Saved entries
:::::

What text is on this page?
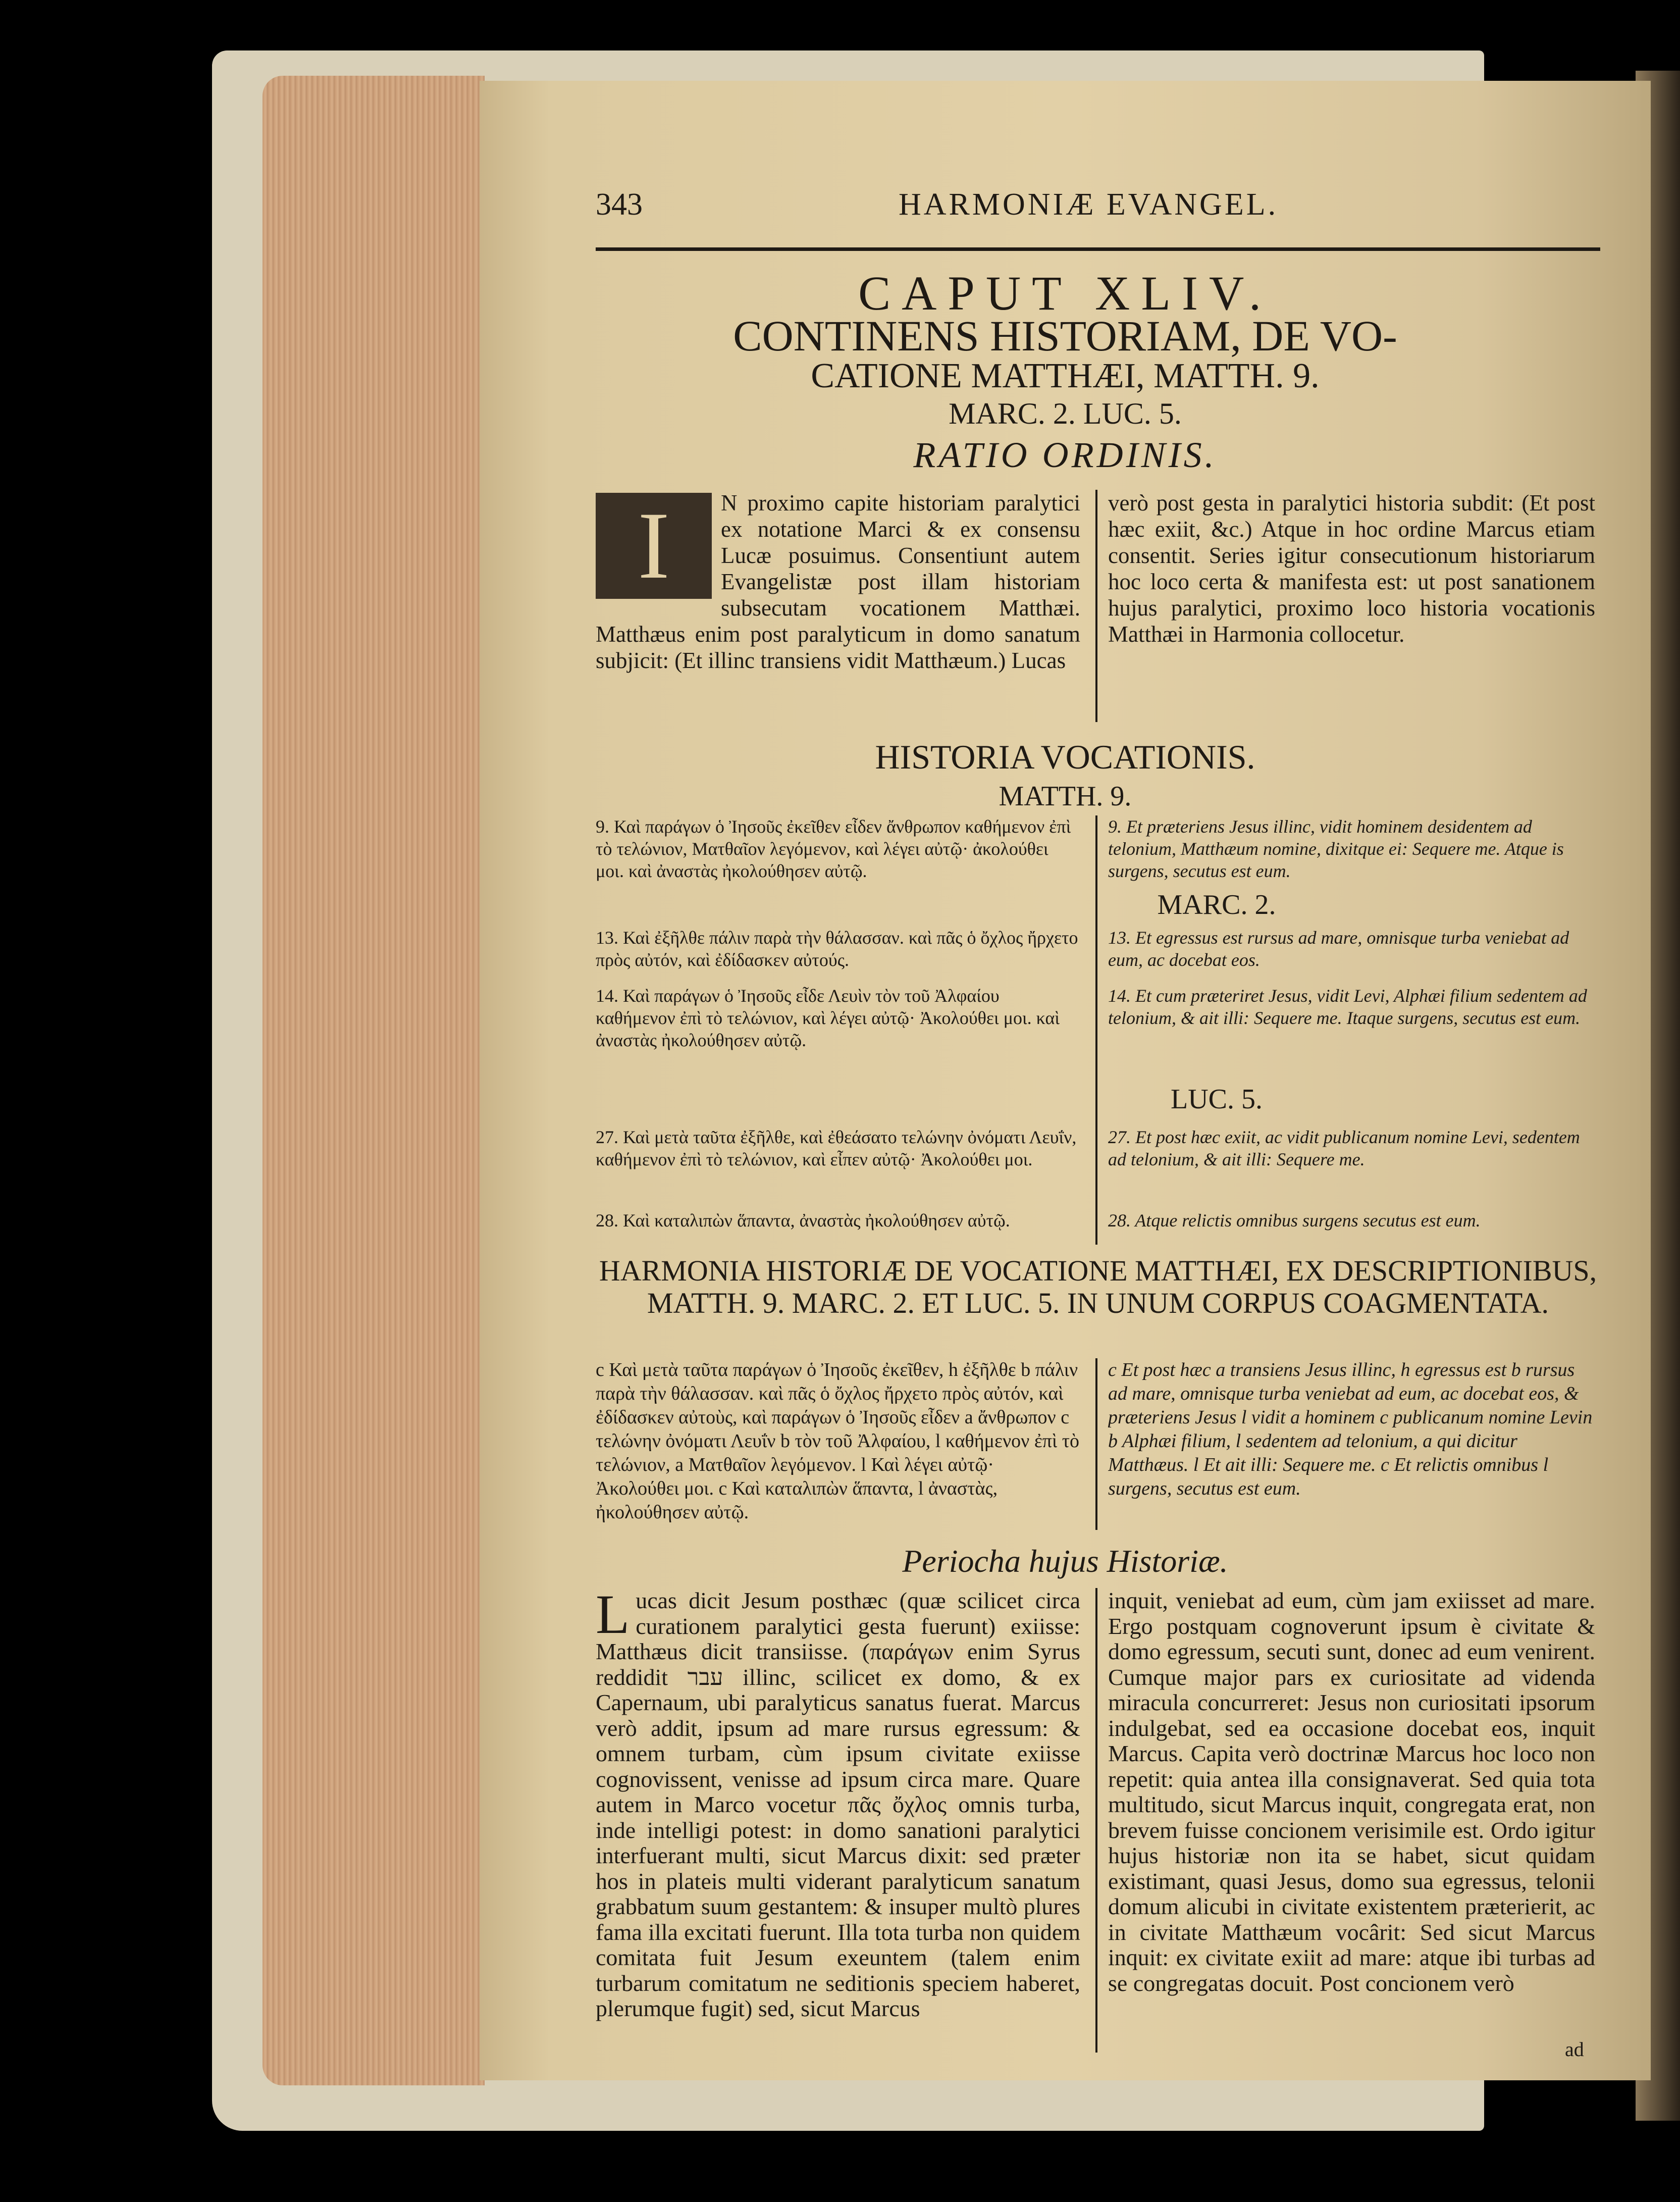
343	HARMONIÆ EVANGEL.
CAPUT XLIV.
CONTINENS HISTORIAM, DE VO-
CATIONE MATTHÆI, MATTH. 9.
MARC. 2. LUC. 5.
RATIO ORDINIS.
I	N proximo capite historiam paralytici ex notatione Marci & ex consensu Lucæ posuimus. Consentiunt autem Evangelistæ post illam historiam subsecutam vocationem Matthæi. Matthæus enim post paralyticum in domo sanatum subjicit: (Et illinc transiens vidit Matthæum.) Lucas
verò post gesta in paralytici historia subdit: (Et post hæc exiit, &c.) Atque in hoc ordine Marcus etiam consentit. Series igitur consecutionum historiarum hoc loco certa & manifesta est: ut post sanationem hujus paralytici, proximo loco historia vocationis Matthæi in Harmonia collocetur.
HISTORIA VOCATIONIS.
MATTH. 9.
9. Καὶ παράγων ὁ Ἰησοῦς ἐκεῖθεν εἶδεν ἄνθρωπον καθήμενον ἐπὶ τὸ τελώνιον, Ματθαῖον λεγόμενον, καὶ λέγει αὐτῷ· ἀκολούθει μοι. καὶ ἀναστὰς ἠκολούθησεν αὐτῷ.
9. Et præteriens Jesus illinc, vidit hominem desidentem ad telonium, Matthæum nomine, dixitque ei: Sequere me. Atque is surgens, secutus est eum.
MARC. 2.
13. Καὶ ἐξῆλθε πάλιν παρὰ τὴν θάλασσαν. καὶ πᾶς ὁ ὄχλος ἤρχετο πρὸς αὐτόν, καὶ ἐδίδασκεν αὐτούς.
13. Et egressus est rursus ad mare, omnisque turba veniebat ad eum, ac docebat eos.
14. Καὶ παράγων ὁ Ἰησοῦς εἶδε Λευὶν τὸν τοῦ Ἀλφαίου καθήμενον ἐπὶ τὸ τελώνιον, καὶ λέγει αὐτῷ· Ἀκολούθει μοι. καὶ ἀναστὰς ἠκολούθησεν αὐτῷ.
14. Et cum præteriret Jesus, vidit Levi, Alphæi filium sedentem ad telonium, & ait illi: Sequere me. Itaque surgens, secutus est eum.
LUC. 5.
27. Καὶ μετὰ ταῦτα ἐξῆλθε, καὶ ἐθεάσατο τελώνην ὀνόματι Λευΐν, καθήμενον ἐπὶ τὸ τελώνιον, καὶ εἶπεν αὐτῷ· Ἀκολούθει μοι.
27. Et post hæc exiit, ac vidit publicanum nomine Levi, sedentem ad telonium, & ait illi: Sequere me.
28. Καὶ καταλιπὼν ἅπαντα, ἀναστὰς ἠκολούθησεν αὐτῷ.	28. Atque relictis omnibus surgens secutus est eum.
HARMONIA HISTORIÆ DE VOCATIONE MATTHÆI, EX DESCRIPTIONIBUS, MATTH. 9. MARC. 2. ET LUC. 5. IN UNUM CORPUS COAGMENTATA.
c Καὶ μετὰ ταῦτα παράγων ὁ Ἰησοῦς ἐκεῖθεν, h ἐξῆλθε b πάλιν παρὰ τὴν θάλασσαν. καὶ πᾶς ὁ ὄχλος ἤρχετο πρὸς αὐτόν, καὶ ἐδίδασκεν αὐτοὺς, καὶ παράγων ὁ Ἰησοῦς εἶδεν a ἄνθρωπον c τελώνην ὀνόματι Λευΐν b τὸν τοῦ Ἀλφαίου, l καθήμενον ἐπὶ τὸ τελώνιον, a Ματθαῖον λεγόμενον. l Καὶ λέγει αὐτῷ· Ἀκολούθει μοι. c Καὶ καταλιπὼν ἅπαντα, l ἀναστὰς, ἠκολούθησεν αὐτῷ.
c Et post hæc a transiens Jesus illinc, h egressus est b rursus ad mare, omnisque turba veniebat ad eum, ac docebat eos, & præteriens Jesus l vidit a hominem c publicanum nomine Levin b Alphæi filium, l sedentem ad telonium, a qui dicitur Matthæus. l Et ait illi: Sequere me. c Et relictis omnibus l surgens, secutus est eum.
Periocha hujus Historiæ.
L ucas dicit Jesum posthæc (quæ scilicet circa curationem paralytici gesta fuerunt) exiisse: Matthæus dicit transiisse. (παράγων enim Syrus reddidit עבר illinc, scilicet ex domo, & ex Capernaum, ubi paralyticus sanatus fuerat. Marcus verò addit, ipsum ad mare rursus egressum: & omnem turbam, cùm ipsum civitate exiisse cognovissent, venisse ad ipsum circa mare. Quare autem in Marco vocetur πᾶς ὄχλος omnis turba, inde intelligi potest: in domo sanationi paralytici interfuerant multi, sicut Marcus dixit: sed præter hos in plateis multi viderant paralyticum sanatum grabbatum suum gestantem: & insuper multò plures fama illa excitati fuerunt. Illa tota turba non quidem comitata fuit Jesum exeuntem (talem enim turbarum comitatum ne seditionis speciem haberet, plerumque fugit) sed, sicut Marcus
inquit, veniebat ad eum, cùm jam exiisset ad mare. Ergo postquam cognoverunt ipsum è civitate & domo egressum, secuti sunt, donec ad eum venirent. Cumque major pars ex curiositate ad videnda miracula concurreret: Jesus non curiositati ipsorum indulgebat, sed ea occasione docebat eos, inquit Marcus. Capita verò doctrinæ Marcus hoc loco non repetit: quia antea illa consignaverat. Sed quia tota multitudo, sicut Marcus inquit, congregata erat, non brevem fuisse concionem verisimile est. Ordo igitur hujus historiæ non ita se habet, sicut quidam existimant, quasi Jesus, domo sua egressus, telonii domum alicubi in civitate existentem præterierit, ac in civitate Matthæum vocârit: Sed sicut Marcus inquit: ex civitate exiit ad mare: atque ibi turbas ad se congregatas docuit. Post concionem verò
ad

:::::

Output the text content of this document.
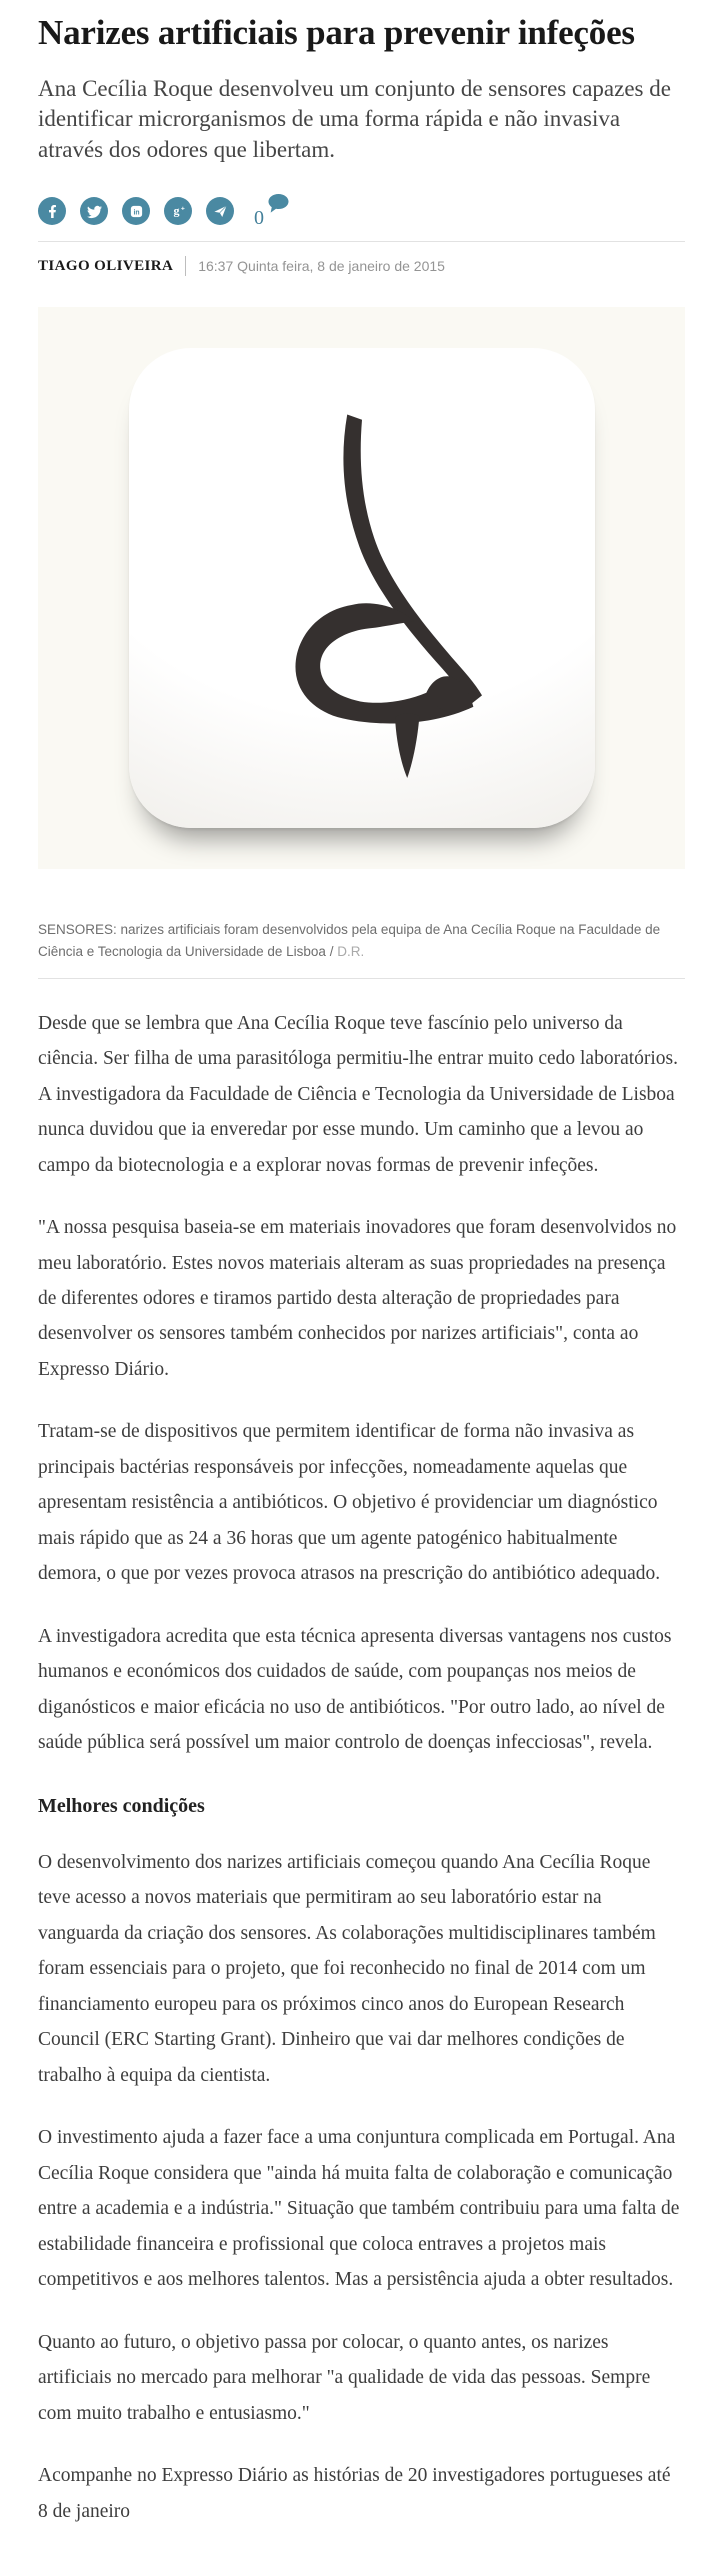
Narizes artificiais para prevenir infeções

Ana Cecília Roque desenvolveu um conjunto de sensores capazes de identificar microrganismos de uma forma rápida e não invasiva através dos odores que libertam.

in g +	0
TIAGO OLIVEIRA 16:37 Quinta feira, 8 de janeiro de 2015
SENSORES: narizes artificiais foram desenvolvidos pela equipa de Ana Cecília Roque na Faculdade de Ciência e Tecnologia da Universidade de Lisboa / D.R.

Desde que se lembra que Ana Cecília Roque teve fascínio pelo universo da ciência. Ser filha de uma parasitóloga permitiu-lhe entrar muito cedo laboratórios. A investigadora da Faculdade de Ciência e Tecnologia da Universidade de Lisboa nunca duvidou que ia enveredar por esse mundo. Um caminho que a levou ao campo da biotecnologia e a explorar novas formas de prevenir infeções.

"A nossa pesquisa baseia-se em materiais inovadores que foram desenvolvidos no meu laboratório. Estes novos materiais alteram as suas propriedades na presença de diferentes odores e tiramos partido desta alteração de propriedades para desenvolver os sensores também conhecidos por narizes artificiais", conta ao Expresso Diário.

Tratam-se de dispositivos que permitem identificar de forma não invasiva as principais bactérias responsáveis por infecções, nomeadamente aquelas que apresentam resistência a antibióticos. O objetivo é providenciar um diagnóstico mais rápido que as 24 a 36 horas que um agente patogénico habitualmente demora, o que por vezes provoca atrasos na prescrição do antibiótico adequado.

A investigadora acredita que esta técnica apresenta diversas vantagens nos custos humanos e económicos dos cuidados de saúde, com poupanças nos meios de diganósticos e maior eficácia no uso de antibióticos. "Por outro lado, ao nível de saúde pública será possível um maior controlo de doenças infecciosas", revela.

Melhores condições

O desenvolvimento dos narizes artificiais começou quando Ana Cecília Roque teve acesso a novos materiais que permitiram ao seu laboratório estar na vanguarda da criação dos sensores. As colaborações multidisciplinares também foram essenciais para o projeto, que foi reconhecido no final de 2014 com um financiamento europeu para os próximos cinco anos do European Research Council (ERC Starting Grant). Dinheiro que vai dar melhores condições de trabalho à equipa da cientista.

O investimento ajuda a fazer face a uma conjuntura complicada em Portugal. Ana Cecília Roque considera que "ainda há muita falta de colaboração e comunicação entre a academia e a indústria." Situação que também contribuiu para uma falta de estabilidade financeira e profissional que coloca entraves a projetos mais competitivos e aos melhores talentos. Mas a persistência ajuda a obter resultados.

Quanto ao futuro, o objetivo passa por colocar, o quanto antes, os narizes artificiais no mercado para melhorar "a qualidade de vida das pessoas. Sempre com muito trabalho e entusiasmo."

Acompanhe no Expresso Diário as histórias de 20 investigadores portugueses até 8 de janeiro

:::::

**Requirement**
Copy every line of the listing that includes the string "text".

**Exercise solution**
What text is on this page?
Output the text content of this document.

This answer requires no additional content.